### Data records
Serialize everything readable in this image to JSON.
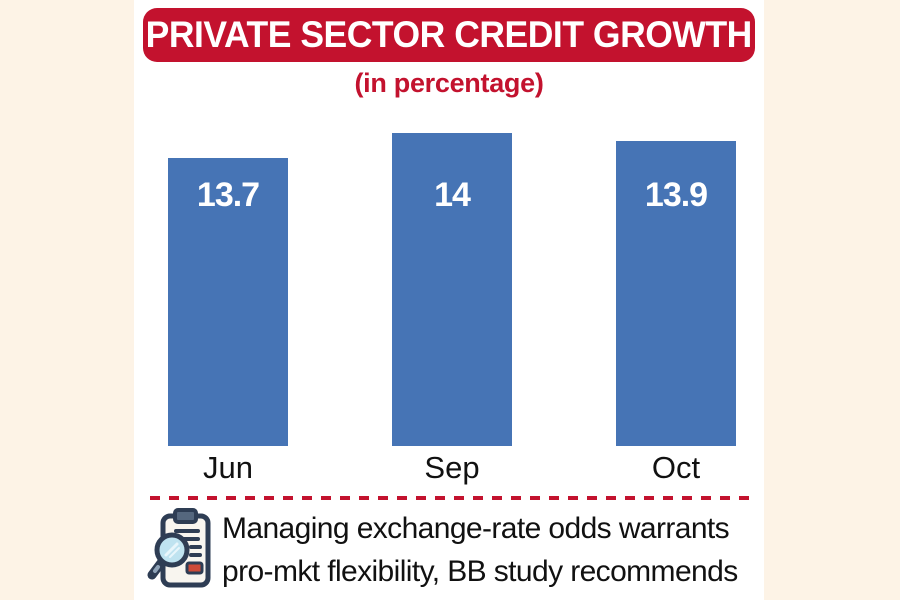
{
  "page": {
    "background_color": "#fdf3e6",
    "panel_color": "#ffffff"
  },
  "header": {
    "title": "PRIVATE SECTOR CREDIT GROWTH",
    "subtitle": "(in percentage)",
    "banner_color": "#c3122e",
    "title_text_color": "#ffffff"
  },
  "chart_data": {
    "type": "bar",
    "title": "PRIVATE SECTOR CREDIT GROWTH",
    "subtitle": "(in percentage)",
    "categories": [
      "Jun",
      "Sep",
      "Oct"
    ],
    "values": [
      13.7,
      14,
      13.9
    ],
    "value_labels": [
      "13.7",
      "14",
      "13.9"
    ],
    "bar_color": "#4674b5",
    "value_label_color": "#ffffff",
    "category_label_color": "#111111",
    "grid": false,
    "legend": false,
    "axis_truncated": true
  },
  "divider": {
    "style": "dashed",
    "color": "#c3122e"
  },
  "footer": {
    "icon": "magnifier-clipboard-icon",
    "line1": "Managing exchange-rate odds warrants",
    "line2": "pro-mkt flexibility, BB study recommends"
  }
}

### Problem description
Report all lines of the data that include the word "ffffff".

### Written reply
    "panel_color": "#ffffff"
    "title_text_color": "#ffffff"
    "value_label_color": "#ffffff",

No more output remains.